Task
Find the word "dróg" in the data. Return every line where it appears.

Stored records
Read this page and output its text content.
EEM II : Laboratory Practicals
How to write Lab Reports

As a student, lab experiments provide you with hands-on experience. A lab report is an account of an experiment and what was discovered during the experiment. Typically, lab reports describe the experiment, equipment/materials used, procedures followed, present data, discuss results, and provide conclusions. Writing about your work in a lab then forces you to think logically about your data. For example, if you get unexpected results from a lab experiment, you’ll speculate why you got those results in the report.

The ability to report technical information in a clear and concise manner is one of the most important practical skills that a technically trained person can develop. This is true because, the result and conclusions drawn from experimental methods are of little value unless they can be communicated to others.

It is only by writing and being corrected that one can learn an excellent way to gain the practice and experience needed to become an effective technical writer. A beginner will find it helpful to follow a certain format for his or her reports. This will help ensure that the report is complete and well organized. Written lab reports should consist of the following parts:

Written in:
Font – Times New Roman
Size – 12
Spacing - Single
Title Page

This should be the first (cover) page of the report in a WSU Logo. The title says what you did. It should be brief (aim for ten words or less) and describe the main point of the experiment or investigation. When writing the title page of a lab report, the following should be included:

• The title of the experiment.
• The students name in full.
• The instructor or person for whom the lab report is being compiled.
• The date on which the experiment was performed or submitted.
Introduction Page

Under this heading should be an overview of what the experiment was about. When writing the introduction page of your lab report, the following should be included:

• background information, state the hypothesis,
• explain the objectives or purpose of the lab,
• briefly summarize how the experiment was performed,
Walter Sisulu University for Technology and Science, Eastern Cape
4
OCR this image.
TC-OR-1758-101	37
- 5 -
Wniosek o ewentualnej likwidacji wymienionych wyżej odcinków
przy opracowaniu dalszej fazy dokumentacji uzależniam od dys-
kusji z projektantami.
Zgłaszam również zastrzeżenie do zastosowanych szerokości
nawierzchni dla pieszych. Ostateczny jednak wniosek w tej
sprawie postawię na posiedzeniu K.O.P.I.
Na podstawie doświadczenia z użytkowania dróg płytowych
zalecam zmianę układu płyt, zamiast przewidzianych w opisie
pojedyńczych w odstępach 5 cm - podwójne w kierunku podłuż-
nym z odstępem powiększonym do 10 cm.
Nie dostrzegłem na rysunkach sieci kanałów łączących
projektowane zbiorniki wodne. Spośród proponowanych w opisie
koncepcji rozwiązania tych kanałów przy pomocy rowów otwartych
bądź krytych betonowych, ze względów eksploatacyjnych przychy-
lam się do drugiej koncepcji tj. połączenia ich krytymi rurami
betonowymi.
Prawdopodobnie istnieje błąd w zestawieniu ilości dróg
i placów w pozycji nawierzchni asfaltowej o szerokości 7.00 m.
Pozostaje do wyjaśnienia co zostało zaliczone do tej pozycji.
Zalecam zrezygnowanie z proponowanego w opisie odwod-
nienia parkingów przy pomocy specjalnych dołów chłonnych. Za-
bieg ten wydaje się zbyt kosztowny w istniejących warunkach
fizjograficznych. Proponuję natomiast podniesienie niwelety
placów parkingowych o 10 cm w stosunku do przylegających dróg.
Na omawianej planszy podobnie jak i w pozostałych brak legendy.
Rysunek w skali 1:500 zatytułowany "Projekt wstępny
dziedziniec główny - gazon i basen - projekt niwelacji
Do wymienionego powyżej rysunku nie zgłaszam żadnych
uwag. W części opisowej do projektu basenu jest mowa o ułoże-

Written response
Na podstawie doświadczenia z użytkowania dróg płytowych
Prawdopodobnie istnieje błąd w zestawieniu ilości dróg
placów parkingowych o 10 cm w stosunku do przylegających dróg.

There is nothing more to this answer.